WHAT THE TASK ASKS ▸
Write out each line in which the string "Configure" is present.

DATASET ENTRIES ▸
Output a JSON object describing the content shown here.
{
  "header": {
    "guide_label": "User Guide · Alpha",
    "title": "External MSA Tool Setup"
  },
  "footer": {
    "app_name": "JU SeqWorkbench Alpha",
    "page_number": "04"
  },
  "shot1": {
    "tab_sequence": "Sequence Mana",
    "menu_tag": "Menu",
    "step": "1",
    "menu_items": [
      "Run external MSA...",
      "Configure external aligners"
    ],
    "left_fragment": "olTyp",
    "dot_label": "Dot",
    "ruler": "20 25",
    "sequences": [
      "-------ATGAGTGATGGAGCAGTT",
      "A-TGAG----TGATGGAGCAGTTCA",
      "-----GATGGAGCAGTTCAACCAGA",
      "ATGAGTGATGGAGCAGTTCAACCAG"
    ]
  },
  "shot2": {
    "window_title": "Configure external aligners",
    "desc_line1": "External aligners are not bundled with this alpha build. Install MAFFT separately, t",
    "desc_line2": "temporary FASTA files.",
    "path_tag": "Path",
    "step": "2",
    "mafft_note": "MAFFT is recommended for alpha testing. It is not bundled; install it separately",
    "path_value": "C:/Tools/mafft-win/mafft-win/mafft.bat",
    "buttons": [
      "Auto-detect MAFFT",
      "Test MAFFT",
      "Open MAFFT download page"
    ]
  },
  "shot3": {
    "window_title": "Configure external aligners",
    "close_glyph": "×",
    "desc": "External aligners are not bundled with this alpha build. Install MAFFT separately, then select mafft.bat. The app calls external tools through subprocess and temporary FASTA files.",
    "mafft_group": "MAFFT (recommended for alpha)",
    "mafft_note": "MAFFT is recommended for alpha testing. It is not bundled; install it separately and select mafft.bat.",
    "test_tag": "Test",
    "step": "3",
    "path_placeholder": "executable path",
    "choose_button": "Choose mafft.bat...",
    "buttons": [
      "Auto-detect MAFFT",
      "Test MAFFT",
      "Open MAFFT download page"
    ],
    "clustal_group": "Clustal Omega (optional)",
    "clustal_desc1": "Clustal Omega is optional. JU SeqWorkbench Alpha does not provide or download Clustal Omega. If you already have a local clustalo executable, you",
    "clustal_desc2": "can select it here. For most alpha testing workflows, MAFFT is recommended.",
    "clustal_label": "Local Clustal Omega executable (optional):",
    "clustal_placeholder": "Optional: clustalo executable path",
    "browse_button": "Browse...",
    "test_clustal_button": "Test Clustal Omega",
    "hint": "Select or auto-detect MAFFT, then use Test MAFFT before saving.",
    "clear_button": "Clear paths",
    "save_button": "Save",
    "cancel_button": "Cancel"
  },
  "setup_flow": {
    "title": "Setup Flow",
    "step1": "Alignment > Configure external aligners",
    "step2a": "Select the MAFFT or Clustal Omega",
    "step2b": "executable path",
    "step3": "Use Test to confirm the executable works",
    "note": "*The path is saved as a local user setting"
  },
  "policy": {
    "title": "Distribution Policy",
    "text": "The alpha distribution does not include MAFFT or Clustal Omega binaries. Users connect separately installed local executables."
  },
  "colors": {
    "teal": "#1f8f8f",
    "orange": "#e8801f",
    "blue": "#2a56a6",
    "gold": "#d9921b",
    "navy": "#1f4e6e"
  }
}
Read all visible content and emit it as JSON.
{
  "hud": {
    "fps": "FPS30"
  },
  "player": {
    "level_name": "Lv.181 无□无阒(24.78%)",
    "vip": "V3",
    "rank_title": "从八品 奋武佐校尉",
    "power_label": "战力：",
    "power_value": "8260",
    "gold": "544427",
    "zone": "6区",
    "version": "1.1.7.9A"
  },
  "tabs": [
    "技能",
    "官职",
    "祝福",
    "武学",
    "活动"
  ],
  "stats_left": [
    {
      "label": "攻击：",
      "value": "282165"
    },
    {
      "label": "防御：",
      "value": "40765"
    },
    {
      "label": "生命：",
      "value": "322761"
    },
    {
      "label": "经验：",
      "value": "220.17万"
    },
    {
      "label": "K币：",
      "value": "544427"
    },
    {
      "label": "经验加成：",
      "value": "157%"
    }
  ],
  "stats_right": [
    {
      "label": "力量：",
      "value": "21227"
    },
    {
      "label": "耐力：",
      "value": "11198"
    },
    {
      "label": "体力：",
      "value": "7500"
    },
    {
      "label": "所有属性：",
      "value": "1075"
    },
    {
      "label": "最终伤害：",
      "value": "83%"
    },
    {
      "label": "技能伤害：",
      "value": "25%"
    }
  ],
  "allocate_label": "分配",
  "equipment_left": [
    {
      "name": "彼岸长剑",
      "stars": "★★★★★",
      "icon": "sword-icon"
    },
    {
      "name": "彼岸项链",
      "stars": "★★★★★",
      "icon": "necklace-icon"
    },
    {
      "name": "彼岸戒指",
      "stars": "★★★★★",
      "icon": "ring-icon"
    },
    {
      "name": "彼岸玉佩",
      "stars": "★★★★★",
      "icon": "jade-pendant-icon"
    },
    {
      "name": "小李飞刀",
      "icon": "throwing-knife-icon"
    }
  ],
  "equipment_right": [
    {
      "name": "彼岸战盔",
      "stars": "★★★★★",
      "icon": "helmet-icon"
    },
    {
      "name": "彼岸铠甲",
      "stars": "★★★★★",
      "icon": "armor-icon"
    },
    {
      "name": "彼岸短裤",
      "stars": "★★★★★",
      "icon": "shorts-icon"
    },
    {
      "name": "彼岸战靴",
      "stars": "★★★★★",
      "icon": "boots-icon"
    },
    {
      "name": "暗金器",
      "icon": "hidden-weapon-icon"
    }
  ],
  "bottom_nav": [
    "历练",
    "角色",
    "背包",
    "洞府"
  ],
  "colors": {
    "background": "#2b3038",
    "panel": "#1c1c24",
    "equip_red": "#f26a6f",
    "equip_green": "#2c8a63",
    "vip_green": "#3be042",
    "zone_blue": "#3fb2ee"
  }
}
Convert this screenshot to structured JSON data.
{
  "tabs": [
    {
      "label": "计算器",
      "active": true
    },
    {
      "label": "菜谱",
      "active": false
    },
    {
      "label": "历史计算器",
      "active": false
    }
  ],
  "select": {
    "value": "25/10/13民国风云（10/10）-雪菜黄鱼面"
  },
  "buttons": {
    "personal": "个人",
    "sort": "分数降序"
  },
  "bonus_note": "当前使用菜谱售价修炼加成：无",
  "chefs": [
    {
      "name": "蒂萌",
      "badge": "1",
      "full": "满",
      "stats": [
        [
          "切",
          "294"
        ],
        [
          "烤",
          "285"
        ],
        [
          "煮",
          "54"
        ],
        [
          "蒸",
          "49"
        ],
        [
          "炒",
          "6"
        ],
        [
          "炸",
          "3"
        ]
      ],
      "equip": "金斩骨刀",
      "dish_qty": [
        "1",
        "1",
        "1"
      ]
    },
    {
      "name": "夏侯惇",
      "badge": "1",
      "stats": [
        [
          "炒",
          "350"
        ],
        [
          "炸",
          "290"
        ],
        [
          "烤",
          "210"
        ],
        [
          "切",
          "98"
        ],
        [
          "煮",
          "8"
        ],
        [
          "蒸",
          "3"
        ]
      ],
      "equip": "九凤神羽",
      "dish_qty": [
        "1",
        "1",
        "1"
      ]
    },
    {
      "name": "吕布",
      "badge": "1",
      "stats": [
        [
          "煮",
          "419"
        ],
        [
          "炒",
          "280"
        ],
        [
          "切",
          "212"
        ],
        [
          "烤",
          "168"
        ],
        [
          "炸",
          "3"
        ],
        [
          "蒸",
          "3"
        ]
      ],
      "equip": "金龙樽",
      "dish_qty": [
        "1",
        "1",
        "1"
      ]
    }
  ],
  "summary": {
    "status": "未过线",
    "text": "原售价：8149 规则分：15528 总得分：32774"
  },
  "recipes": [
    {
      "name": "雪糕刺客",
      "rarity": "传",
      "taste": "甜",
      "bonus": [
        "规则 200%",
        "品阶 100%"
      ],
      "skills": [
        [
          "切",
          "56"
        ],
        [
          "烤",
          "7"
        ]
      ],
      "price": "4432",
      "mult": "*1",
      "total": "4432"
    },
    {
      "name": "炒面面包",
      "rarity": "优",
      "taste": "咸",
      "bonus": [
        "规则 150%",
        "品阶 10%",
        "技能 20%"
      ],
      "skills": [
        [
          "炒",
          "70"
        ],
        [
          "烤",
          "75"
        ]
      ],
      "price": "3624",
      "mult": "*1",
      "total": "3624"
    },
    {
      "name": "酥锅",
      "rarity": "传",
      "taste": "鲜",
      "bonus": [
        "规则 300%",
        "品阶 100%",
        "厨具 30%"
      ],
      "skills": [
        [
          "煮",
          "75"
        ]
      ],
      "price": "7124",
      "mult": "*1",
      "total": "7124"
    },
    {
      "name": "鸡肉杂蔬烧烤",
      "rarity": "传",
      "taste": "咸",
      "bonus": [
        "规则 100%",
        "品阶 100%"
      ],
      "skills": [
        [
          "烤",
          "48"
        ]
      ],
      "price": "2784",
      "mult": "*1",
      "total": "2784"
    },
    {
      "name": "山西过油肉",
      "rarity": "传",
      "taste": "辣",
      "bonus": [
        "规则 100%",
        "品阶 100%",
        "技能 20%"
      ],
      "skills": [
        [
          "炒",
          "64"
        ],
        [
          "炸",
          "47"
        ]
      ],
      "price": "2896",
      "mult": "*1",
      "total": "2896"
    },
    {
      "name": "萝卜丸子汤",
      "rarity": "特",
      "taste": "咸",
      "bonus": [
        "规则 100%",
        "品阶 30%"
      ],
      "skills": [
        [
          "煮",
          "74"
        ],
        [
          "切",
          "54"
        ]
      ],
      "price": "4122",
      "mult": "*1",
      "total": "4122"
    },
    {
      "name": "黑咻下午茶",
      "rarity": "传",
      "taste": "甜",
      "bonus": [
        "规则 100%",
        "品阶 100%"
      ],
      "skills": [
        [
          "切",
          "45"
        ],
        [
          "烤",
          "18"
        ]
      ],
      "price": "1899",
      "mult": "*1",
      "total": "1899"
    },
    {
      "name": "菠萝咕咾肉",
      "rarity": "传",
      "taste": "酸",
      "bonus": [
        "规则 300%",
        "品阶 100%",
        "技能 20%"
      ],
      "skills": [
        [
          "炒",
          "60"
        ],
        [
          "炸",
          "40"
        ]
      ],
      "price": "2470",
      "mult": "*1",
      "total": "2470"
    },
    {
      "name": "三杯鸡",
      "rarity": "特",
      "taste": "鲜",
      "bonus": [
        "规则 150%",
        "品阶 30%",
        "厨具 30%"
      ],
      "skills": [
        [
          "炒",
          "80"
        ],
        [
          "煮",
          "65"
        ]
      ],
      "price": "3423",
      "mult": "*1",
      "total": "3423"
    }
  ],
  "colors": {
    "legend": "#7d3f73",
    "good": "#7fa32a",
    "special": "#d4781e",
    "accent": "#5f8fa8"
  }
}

SOLUTION TO THIS PROBLEM ▸
      "Configure external aligners"
    "window_title": "Configure external aligners",
    "window_title": "Configure external aligners",
    "step1": "Alignment > Configure external aligners",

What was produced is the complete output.